=== Stored rows ===
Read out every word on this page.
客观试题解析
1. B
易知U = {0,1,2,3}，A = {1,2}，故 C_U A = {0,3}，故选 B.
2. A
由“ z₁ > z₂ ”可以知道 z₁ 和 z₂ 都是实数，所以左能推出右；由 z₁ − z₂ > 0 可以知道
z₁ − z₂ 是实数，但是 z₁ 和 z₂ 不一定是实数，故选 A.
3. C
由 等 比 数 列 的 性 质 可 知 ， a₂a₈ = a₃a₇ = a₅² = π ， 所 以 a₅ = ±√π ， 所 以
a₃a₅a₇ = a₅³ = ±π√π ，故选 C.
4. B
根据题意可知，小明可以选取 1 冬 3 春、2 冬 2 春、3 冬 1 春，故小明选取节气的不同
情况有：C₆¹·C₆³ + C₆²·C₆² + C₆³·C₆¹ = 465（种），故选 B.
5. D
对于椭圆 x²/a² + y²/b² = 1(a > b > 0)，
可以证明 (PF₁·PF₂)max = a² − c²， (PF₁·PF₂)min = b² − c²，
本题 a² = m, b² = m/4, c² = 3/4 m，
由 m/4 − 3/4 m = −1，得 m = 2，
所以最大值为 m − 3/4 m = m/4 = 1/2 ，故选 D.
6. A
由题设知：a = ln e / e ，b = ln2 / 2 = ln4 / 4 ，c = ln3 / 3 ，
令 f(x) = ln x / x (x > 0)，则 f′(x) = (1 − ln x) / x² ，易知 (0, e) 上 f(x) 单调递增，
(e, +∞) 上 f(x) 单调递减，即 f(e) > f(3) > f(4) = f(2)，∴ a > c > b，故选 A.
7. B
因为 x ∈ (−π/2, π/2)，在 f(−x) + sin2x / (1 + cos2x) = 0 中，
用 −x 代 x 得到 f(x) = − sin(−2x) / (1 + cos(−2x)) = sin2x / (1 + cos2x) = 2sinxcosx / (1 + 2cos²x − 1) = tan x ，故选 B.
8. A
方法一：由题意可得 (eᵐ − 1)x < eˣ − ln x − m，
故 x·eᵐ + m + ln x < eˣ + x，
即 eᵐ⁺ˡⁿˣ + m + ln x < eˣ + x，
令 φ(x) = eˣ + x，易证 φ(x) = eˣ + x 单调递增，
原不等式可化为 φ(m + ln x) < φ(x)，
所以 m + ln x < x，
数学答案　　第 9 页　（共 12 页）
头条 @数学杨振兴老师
===
■ Task to complete: Search the records for the string "单调递增" and return every line in which it occurs.

■ Exercise response:
令 f(x) = ln x / x (x > 0)，则 f′(x) = (1 − ln x) / x² ，易知 (0, e) 上 f(x) 单调递增，
令 φ(x) = eˣ + x，易证 φ(x) = eˣ + x 单调递增，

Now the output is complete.